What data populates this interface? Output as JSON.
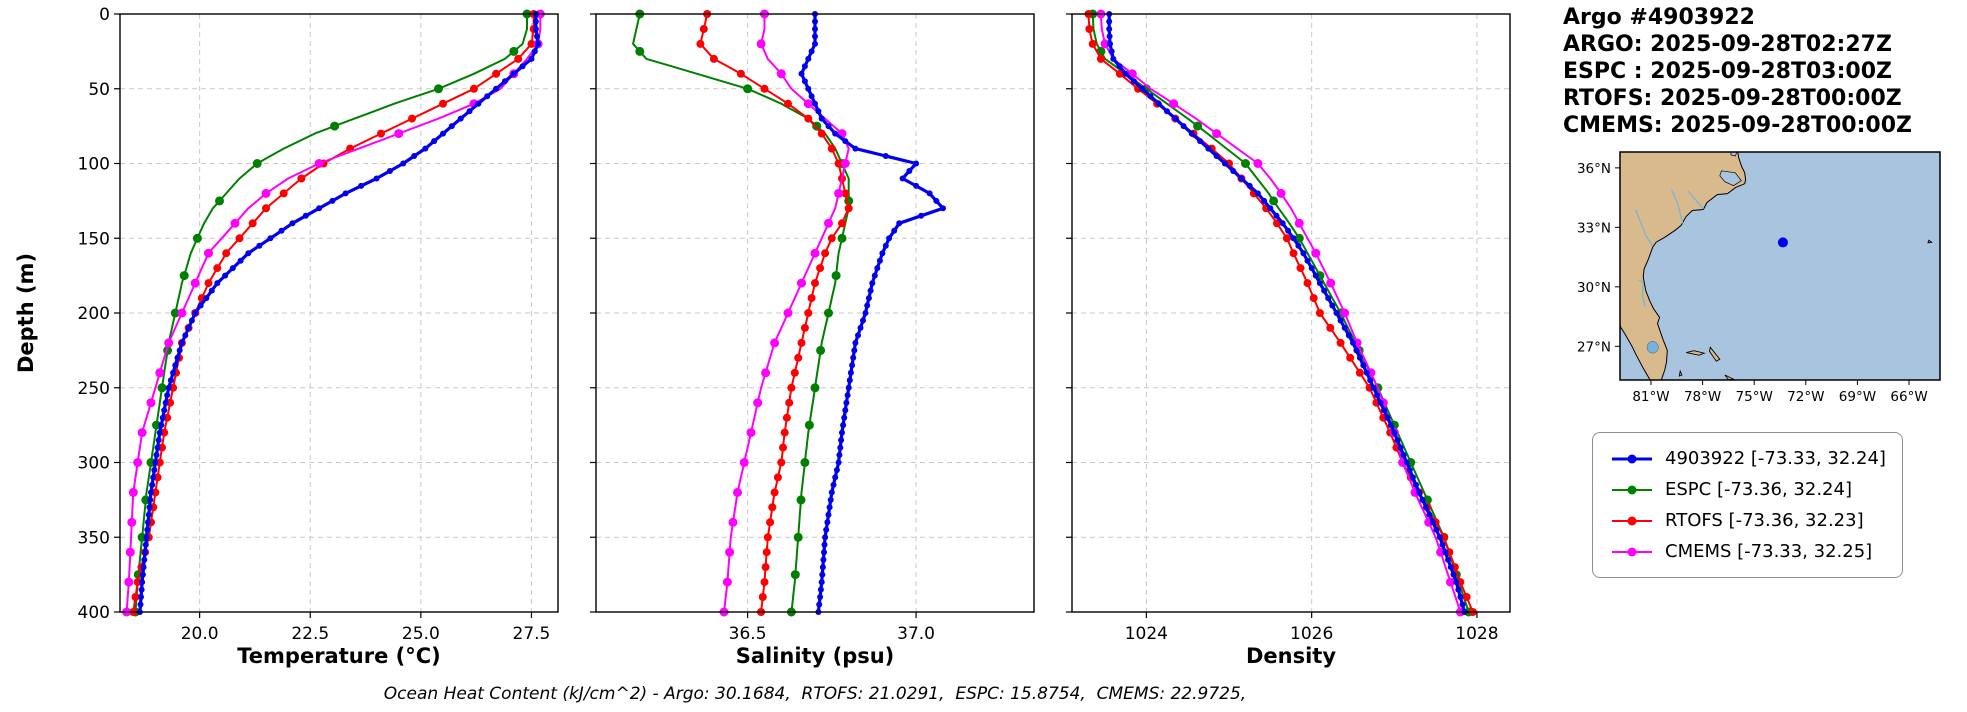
{
  "header": {
    "title": "Argo #4903922",
    "lines": [
      "ARGO: 2025-09-28T02:27Z",
      "ESPC : 2025-09-28T03:00Z",
      "RTOFS: 2025-09-28T00:00Z",
      "CMEMS: 2025-09-28T00:00Z"
    ]
  },
  "axis_labels": {
    "depth": "Depth (m)",
    "temperature": "Temperature (°C)",
    "salinity": "Salinity (psu)",
    "density": "Density"
  },
  "caption": "Ocean Heat Content (kJ/cm^2) - Argo: 30.1684,  RTOFS: 21.0291,  ESPC: 15.8754,  CMEMS: 22.9725,",
  "legend": {
    "items": [
      {
        "label": "4903922 [-73.33, 32.24]"
      },
      {
        "label": "ESPC [-73.36, 32.24]"
      },
      {
        "label": "RTOFS [-73.36, 32.23]"
      },
      {
        "label": "CMEMS [-73.33, 32.25]"
      }
    ]
  },
  "map": {
    "extent": {
      "lon_min": -82.8,
      "lon_max": -64.2,
      "lat_min": 25.3,
      "lat_max": 36.8
    },
    "lon_ticks": [
      {
        "value": -81,
        "label": "81°W"
      },
      {
        "value": -78,
        "label": "78°W"
      },
      {
        "value": -75,
        "label": "75°W"
      },
      {
        "value": -72,
        "label": "72°W"
      },
      {
        "value": -69,
        "label": "69°W"
      },
      {
        "value": -66,
        "label": "66°W"
      }
    ],
    "lat_ticks": [
      {
        "value": 36,
        "label": "36°N"
      },
      {
        "value": 33,
        "label": "33°N"
      },
      {
        "value": 30,
        "label": "30°N"
      },
      {
        "value": 27,
        "label": "27°N"
      }
    ],
    "ocean_color": "#a9c4de",
    "land_color": "#d9ba8c",
    "river_color": "#74b2e2",
    "float_marker": {
      "lon": -73.33,
      "lat": 32.24,
      "color": "#0000ee",
      "radius": 5
    }
  },
  "chart_data": {
    "type": "line",
    "orientation": "vertical-profile",
    "grid": {
      "on": true,
      "style": "dashed"
    },
    "depth_axis": {
      "label": "Depth (m)",
      "min": 0,
      "max": 400,
      "ticks": [
        0,
        50,
        100,
        150,
        200,
        250,
        300,
        350,
        400
      ],
      "tick_labels": [
        "0",
        "50",
        "100",
        "150",
        "200",
        "250",
        "300",
        "350",
        "400"
      ]
    },
    "panels": [
      {
        "key": "temp",
        "xlabel": "Temperature (°C)",
        "xlim": [
          18.2,
          28.1
        ],
        "ticks": [
          20.0,
          22.5,
          25.0,
          27.5
        ],
        "tick_labels": [
          "20.0",
          "22.5",
          "25.0",
          "27.5"
        ]
      },
      {
        "key": "sal",
        "xlabel": "Salinity (psu)",
        "xlim": [
          36.05,
          37.35
        ],
        "ticks": [
          36.5,
          37.0
        ],
        "tick_labels": [
          "36.5",
          "37.0"
        ]
      },
      {
        "key": "dens",
        "xlabel": "Density",
        "xlim": [
          1023.1,
          1028.4
        ],
        "ticks": [
          1024,
          1026,
          1028
        ],
        "tick_labels": [
          "1024",
          "1026",
          "1028"
        ]
      }
    ],
    "depths": [
      0,
      10,
      20,
      30,
      40,
      50,
      60,
      70,
      80,
      90,
      100,
      110,
      120,
      130,
      140,
      150,
      160,
      180,
      200,
      220,
      250,
      280,
      300,
      320,
      350,
      380,
      400
    ],
    "draw_order": [
      1,
      2,
      3,
      0
    ],
    "series": [
      {
        "name": "4903922",
        "color": "#0000ee",
        "line_width": 3.2,
        "marker_step": 5,
        "marker_radius": 3,
        "temp": [
          27.6,
          27.6,
          27.65,
          27.5,
          27.1,
          26.7,
          26.3,
          25.9,
          25.5,
          25.1,
          24.6,
          24.0,
          23.3,
          22.7,
          22.1,
          21.6,
          21.1,
          20.4,
          19.9,
          19.6,
          19.3,
          19.1,
          19.0,
          18.9,
          18.8,
          18.7,
          18.65
        ],
        "sal": [
          36.7,
          36.7,
          36.7,
          36.68,
          36.66,
          36.68,
          36.7,
          36.72,
          36.76,
          36.82,
          37.0,
          36.96,
          37.04,
          37.08,
          36.95,
          36.92,
          36.9,
          36.87,
          36.85,
          36.82,
          36.8,
          36.78,
          36.77,
          36.75,
          36.73,
          36.72,
          36.71
        ],
        "dens": [
          1023.55,
          1023.55,
          1023.56,
          1023.6,
          1023.75,
          1023.95,
          1024.15,
          1024.35,
          1024.55,
          1024.75,
          1024.95,
          1025.15,
          1025.35,
          1025.5,
          1025.65,
          1025.78,
          1025.9,
          1026.1,
          1026.3,
          1026.5,
          1026.75,
          1027.0,
          1027.15,
          1027.3,
          1027.55,
          1027.75,
          1027.85
        ]
      },
      {
        "name": "ESPC",
        "color": "#008000",
        "line_width": 2,
        "marker_step": 25,
        "marker_radius": 4.5,
        "temp": [
          27.4,
          27.4,
          27.3,
          26.9,
          26.2,
          25.4,
          24.4,
          23.5,
          22.6,
          21.9,
          21.3,
          20.9,
          20.6,
          20.3,
          20.1,
          19.95,
          19.8,
          19.6,
          19.45,
          19.3,
          19.15,
          19.0,
          18.9,
          18.8,
          18.7,
          18.6,
          18.55
        ],
        "sal": [
          36.18,
          36.17,
          36.16,
          36.2,
          36.35,
          36.5,
          36.6,
          36.68,
          36.73,
          36.76,
          36.78,
          36.8,
          36.8,
          36.8,
          36.79,
          36.78,
          36.77,
          36.76,
          36.74,
          36.72,
          36.7,
          36.68,
          36.67,
          36.66,
          36.65,
          36.64,
          36.63
        ],
        "dens": [
          1023.35,
          1023.36,
          1023.4,
          1023.5,
          1023.75,
          1024.0,
          1024.25,
          1024.5,
          1024.74,
          1024.97,
          1025.2,
          1025.34,
          1025.48,
          1025.6,
          1025.73,
          1025.85,
          1025.95,
          1026.15,
          1026.35,
          1026.53,
          1026.8,
          1027.04,
          1027.2,
          1027.36,
          1027.6,
          1027.78,
          1027.9
        ]
      },
      {
        "name": "RTOFS",
        "color": "#ff0000",
        "line_width": 2,
        "marker_step": 10,
        "marker_radius": 4,
        "temp": [
          27.55,
          27.55,
          27.5,
          27.2,
          26.7,
          26.2,
          25.5,
          24.8,
          24.1,
          23.4,
          22.8,
          22.3,
          21.9,
          21.5,
          21.2,
          20.9,
          20.6,
          20.2,
          19.9,
          19.6,
          19.4,
          19.2,
          19.1,
          19.0,
          18.85,
          18.6,
          18.5
        ],
        "sal": [
          36.38,
          36.37,
          36.36,
          36.4,
          36.48,
          36.55,
          36.62,
          36.68,
          36.72,
          36.75,
          36.77,
          36.78,
          36.79,
          36.8,
          36.78,
          36.75,
          36.73,
          36.7,
          36.68,
          36.66,
          36.63,
          36.61,
          36.6,
          36.58,
          36.56,
          36.55,
          36.54
        ],
        "dens": [
          1023.3,
          1023.31,
          1023.35,
          1023.45,
          1023.68,
          1023.9,
          1024.13,
          1024.35,
          1024.57,
          1024.79,
          1025.0,
          1025.15,
          1025.3,
          1025.45,
          1025.58,
          1025.7,
          1025.78,
          1025.95,
          1026.1,
          1026.35,
          1026.7,
          1026.95,
          1027.1,
          1027.3,
          1027.6,
          1027.8,
          1027.95
        ]
      },
      {
        "name": "CMEMS",
        "color": "#ff00ff",
        "line_width": 2,
        "marker_step": 20,
        "marker_radius": 4.5,
        "temp": [
          27.7,
          27.7,
          27.65,
          27.4,
          27.1,
          26.8,
          26.2,
          25.4,
          24.5,
          23.6,
          22.7,
          22.0,
          21.5,
          21.1,
          20.8,
          20.5,
          20.2,
          19.9,
          19.6,
          19.3,
          19.0,
          18.7,
          18.6,
          18.5,
          18.45,
          18.4,
          18.35
        ],
        "sal": [
          36.55,
          36.55,
          36.54,
          36.56,
          36.6,
          36.63,
          36.68,
          36.73,
          36.78,
          36.8,
          36.79,
          36.78,
          36.77,
          36.76,
          36.74,
          36.72,
          36.7,
          36.66,
          36.62,
          36.58,
          36.54,
          36.51,
          36.49,
          36.47,
          36.45,
          36.44,
          36.43
        ],
        "dens": [
          1023.45,
          1023.46,
          1023.5,
          1023.6,
          1023.83,
          1024.05,
          1024.33,
          1024.6,
          1024.85,
          1025.1,
          1025.35,
          1025.5,
          1025.63,
          1025.75,
          1025.85,
          1025.95,
          1026.05,
          1026.23,
          1026.4,
          1026.55,
          1026.8,
          1027.0,
          1027.1,
          1027.25,
          1027.5,
          1027.68,
          1027.8
        ]
      }
    ]
  }
}
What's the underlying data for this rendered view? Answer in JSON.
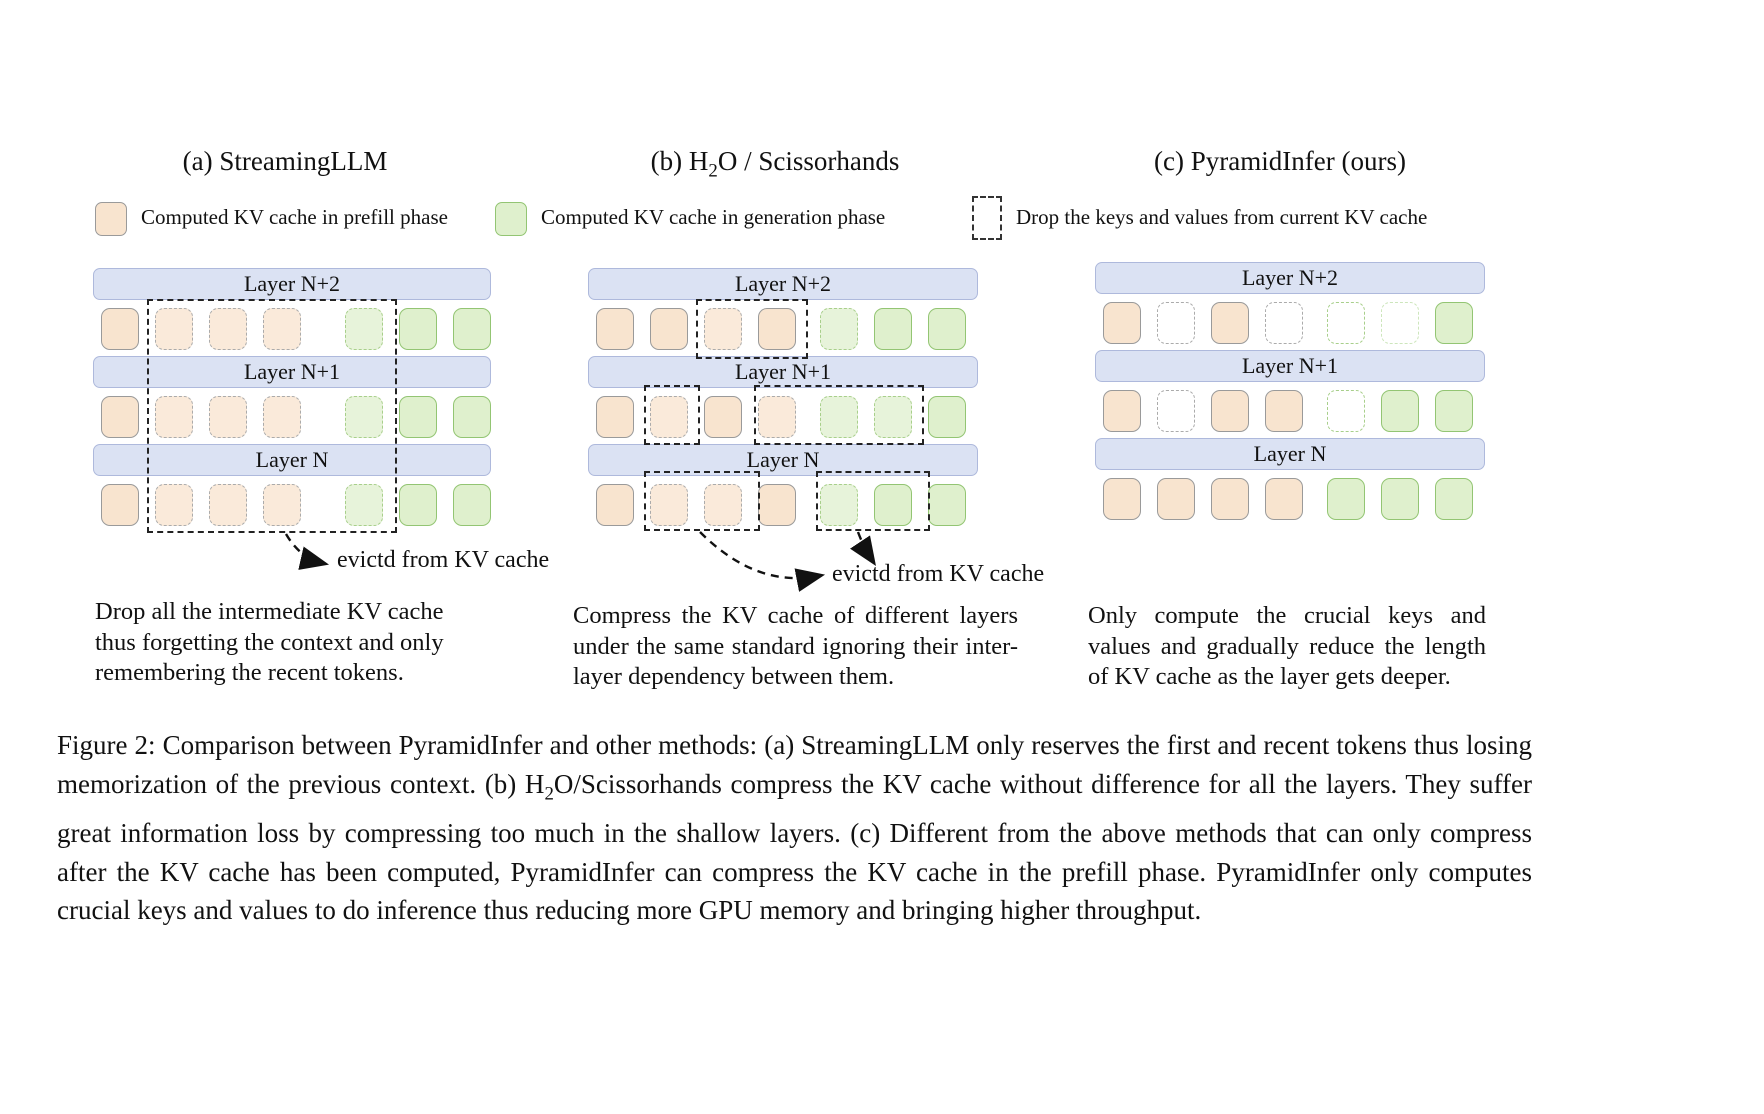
{
  "panels": {
    "a": {
      "title": "(a) StreamingLLM"
    },
    "b": {
      "title_pre": "(b) H",
      "title_sub": "2",
      "title_post": "O / Scissorhands"
    },
    "c": {
      "title": "(c) PyramidInfer (ours)"
    }
  },
  "legend": {
    "prefill": {
      "label": "Computed KV cache in prefill phase"
    },
    "generation": {
      "label": "Computed KV cache in generation phase"
    },
    "drop": {
      "label": "Drop the keys and values from current KV cache"
    }
  },
  "diagrams": {
    "a": {
      "layers": [
        {
          "label": "Layer N+2",
          "cells": [
            "prefill",
            "prefill_dashed",
            "prefill_dashed",
            "prefill_dashed",
            "gen_dashed",
            "gen",
            "gen"
          ]
        },
        {
          "label": "Layer N+1",
          "cells": [
            "prefill",
            "prefill_dashed",
            "prefill_dashed",
            "prefill_dashed",
            "gen_dashed",
            "gen",
            "gen"
          ]
        },
        {
          "label": "Layer N",
          "cells": [
            "prefill",
            "prefill_dashed",
            "prefill_dashed",
            "prefill_dashed",
            "gen_dashed",
            "gen",
            "gen"
          ]
        }
      ],
      "evict_label": "evictd from KV cache"
    },
    "b": {
      "layers": [
        {
          "label": "Layer N+2",
          "cells": [
            "prefill",
            "prefill",
            "prefill_dashed",
            "prefill",
            "gen_dashed",
            "gen",
            "gen"
          ]
        },
        {
          "label": "Layer N+1",
          "cells": [
            "prefill",
            "prefill_dashed",
            "prefill",
            "prefill_dashed",
            "gen_dashed",
            "gen_dashed",
            "gen"
          ]
        },
        {
          "label": "Layer N",
          "cells": [
            "prefill",
            "prefill_dashed",
            "prefill_dashed",
            "prefill",
            "gen_dashed",
            "gen",
            "gen"
          ]
        }
      ],
      "evict_label": "evictd from KV cache"
    },
    "c": {
      "layers": [
        {
          "label": "Layer N+2",
          "cells": [
            "prefill",
            "empty_gray",
            "prefill",
            "empty_gray",
            "empty_green",
            "empty_green_faint",
            "gen"
          ]
        },
        {
          "label": "Layer N+1",
          "cells": [
            "prefill",
            "empty_gray",
            "prefill",
            "prefill",
            "empty_green",
            "gen",
            "gen"
          ]
        },
        {
          "label": "Layer N",
          "cells": [
            "prefill",
            "prefill",
            "prefill",
            "prefill",
            "gen",
            "gen",
            "gen"
          ]
        }
      ]
    }
  },
  "descriptions": {
    "a": "Drop all the intermediate KV cache thus forgetting the context and only remembering the recent tokens.",
    "b": "Compress the KV cache of different layers under the same standard ignoring their inter-layer dependency between them.",
    "c": "Only compute the crucial keys and values and gradually reduce the length of KV cache as the layer gets deeper."
  },
  "caption": {
    "p1": "Figure 2: Comparison between PyramidInfer and other methods: (a) StreamingLLM only reserves the first and recent tokens thus losing memorization of the previous context. (b) H",
    "sub": "2",
    "p2": "O/Scissorhands compress the KV cache without difference for all the layers. They suffer great information loss by compressing too much in the shallow layers. (c) Different from the above methods that can only compress after the KV cache has been computed, PyramidInfer can compress the KV cache in the prefill phase. PyramidInfer only computes crucial keys and values to do inference thus reducing more GPU memory and bringing higher throughput."
  },
  "colors": {
    "prefill_fill": "#F8E4CF",
    "prefill_fill_light": "#FAEADA",
    "generation_fill": "#DFF0CD",
    "generation_fill_light": "#E7F3DA",
    "generation_border": "#93C573",
    "generation_border_light": "#A8CF8B",
    "layer_bar_fill": "#DBE2F3",
    "layer_bar_border": "#AEB9DC"
  }
}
● ● ● ● ● ● ●
**Aim of the task:** Locate all lines that include the word "What" and copy them out.

**Output:**
What data populates this interface? Output as JSON.
What's the underlying data for this rendered view? Answer in JSON.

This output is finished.